Records from a data collection

______________________________

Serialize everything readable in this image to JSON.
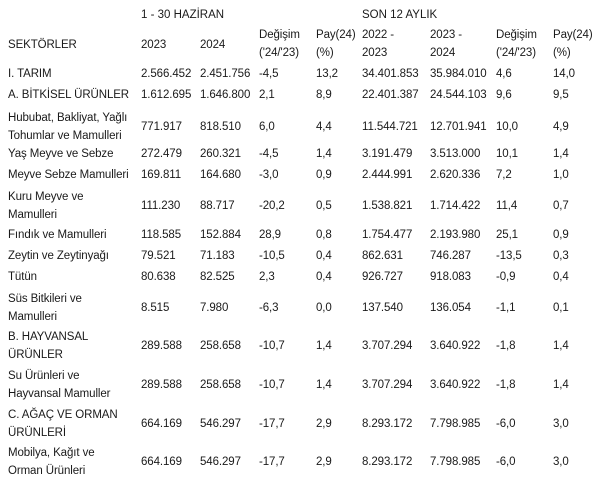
{
  "header": {
    "group_left": "1 - 30 HAZİRAN",
    "group_right": "SON 12 AYLIK",
    "sector_label": "SEKTÖRLER",
    "col_2023": "2023",
    "col_2024": "2024",
    "change_line1": "Değişim",
    "change_line2": "('24/'23)",
    "share_line1": "Pay(24)",
    "share_line2": "(%)",
    "period1_line1": "2022 -",
    "period1_line2": "2023",
    "period2_line1": "2023 -",
    "period2_line2": "2024",
    "change2_line1": "Değişim",
    "change2_line2": "('24/'23)",
    "share2_line1": "Pay(24)",
    "share2_line2": "(%)"
  },
  "rows": [
    {
      "name": [
        "I. TARIM"
      ],
      "v2023": "2.566.452",
      "v2024": "2.451.756",
      "chg": "-4,5",
      "pay": "13,2",
      "y1": "34.401.853",
      "y2": "35.984.010",
      "chg2": "4,6",
      "pay2": "14,0"
    },
    {
      "name": [
        "A. BİTKİSEL ÜRÜNLER"
      ],
      "v2023": "1.612.695",
      "v2024": "1.646.800",
      "chg": "2,1",
      "pay": "8,9",
      "y1": "22.401.387",
      "y2": "24.544.103",
      "chg2": "9,6",
      "pay2": "9,5"
    },
    {
      "name": [
        "Hububat, Bakliyat, Yağlı",
        "Tohumlar ve Mamulleri"
      ],
      "v2023": "771.917",
      "v2024": "818.510",
      "chg": "6,0",
      "pay": "4,4",
      "y1": "11.544.721",
      "y2": "12.701.941",
      "chg2": "10,0",
      "pay2": "4,9"
    },
    {
      "name": [
        "Yaş Meyve ve Sebze"
      ],
      "v2023": "272.479",
      "v2024": "260.321",
      "chg": "-4,5",
      "pay": "1,4",
      "y1": "3.191.479",
      "y2": "3.513.000",
      "chg2": "10,1",
      "pay2": "1,4"
    },
    {
      "name": [
        "Meyve Sebze Mamulleri"
      ],
      "v2023": "169.811",
      "v2024": "164.680",
      "chg": "-3,0",
      "pay": "0,9",
      "y1": "2.444.991",
      "y2": "2.620.336",
      "chg2": "7,2",
      "pay2": "1,0"
    },
    {
      "name": [
        "Kuru Meyve ve",
        "Mamulleri"
      ],
      "v2023": "111.230",
      "v2024": "88.717",
      "chg": "-20,2",
      "pay": "0,5",
      "y1": "1.538.821",
      "y2": "1.714.422",
      "chg2": "11,4",
      "pay2": "0,7"
    },
    {
      "name": [
        "Fındık ve Mamulleri"
      ],
      "v2023": "118.585",
      "v2024": "152.884",
      "chg": "28,9",
      "pay": "0,8",
      "y1": "1.754.477",
      "y2": "2.193.980",
      "chg2": "25,1",
      "pay2": "0,9"
    },
    {
      "name": [
        "Zeytin ve Zeytinyağı"
      ],
      "v2023": "79.521",
      "v2024": "71.183",
      "chg": "-10,5",
      "pay": "0,4",
      "y1": "862.631",
      "y2": "746.287",
      "chg2": "-13,5",
      "pay2": "0,3"
    },
    {
      "name": [
        "Tütün"
      ],
      "v2023": "80.638",
      "v2024": "82.525",
      "chg": "2,3",
      "pay": "0,4",
      "y1": "926.727",
      "y2": "918.083",
      "chg2": "-0,9",
      "pay2": "0,4"
    },
    {
      "name": [
        "Süs Bitkileri ve",
        "Mamulleri"
      ],
      "v2023": "8.515",
      "v2024": "7.980",
      "chg": "-6,3",
      "pay": "0,0",
      "y1": "137.540",
      "y2": "136.054",
      "chg2": "-1,1",
      "pay2": "0,1"
    },
    {
      "name": [
        "B. HAYVANSAL",
        "ÜRÜNLER"
      ],
      "v2023": "289.588",
      "v2024": "258.658",
      "chg": "-10,7",
      "pay": "1,4",
      "y1": "3.707.294",
      "y2": "3.640.922",
      "chg2": "-1,8",
      "pay2": "1,4"
    },
    {
      "name": [
        "Su Ürünleri ve",
        "Hayvansal Mamuller"
      ],
      "v2023": "289.588",
      "v2024": "258.658",
      "chg": "-10,7",
      "pay": "1,4",
      "y1": "3.707.294",
      "y2": "3.640.922",
      "chg2": "-1,8",
      "pay2": "1,4"
    },
    {
      "name": [
        "C. AĞAÇ VE ORMAN",
        "ÜRÜNLERİ"
      ],
      "v2023": "664.169",
      "v2024": "546.297",
      "chg": "-17,7",
      "pay": "2,9",
      "y1": "8.293.172",
      "y2": "7.798.985",
      "chg2": "-6,0",
      "pay2": "3,0"
    },
    {
      "name": [
        "Mobilya, Kağıt ve",
        "Orman Ürünleri"
      ],
      "v2023": "664.169",
      "v2024": "546.297",
      "chg": "-17,7",
      "pay": "2,9",
      "y1": "8.293.172",
      "y2": "7.798.985",
      "chg2": "-6,0",
      "pay2": "3,0"
    }
  ]
}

______________________________

= EXERCISE PROMPT =
Using the listing, say how many lines include the word "Değişim", and add nothing else.

= REPLY =
2